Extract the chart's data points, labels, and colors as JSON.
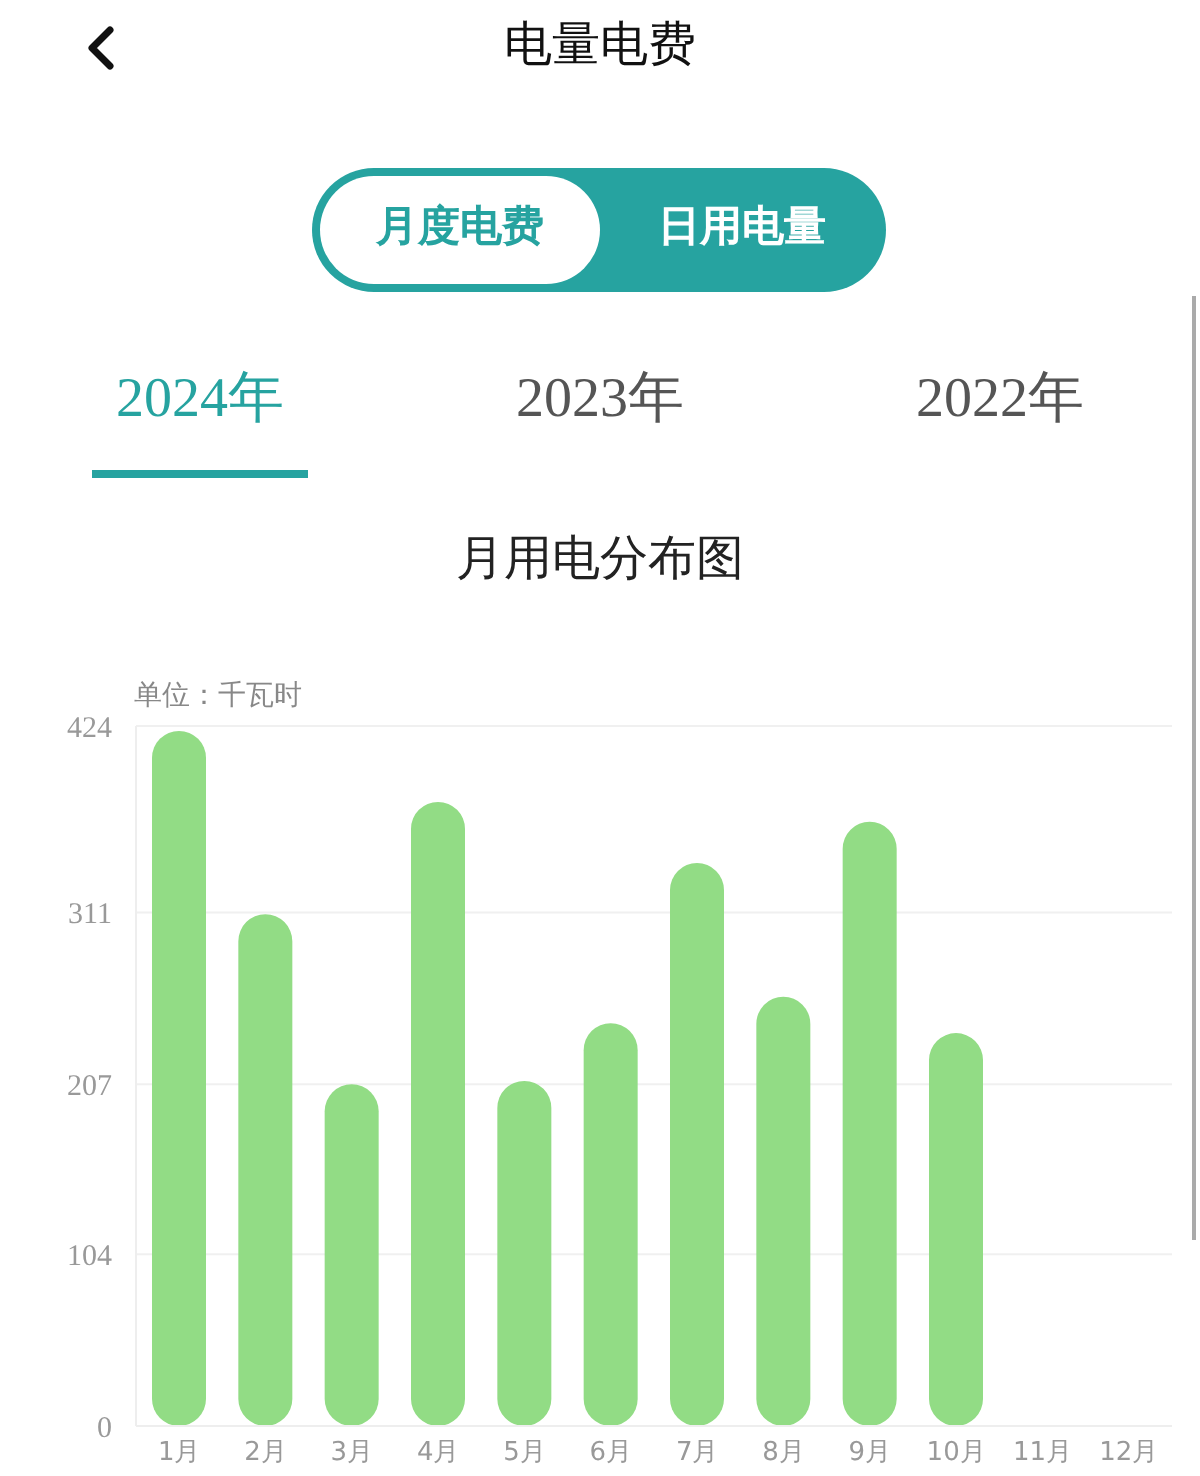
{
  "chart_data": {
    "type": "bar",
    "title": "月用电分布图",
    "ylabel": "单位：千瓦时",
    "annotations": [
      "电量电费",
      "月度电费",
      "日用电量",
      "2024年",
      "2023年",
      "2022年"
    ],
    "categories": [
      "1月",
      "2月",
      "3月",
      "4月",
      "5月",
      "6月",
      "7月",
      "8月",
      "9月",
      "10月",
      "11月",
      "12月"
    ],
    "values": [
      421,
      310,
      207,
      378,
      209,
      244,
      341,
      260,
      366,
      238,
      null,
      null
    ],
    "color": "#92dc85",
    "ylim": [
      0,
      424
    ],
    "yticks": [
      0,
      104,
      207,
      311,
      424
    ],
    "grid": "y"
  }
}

★ ★ ★

* **WHAT YOU ARE ASKED TO DO**: Keep the pictures out of your copy, and repeat every entry above exactly.

* **THE RESPONSE**:
Extract the chart's data points, labels, and colors as JSON.
{
  "chart_data": {
    "type": "bar",
    "title": "月用电分布图",
    "ylabel": "单位：千瓦时",
    "annotations": [
      "电量电费",
      "月度电费",
      "日用电量",
      "2024年",
      "2023年",
      "2022年"
    ],
    "categories": [
      "1月",
      "2月",
      "3月",
      "4月",
      "5月",
      "6月",
      "7月",
      "8月",
      "9月",
      "10月",
      "11月",
      "12月"
    ],
    "values": [
      421,
      310,
      207,
      378,
      209,
      244,
      341,
      260,
      366,
      238,
      null,
      null
    ],
    "color": "#92dc85",
    "ylim": [
      0,
      424
    ],
    "yticks": [
      0,
      104,
      207,
      311,
      424
    ],
    "grid": "y"
  }
}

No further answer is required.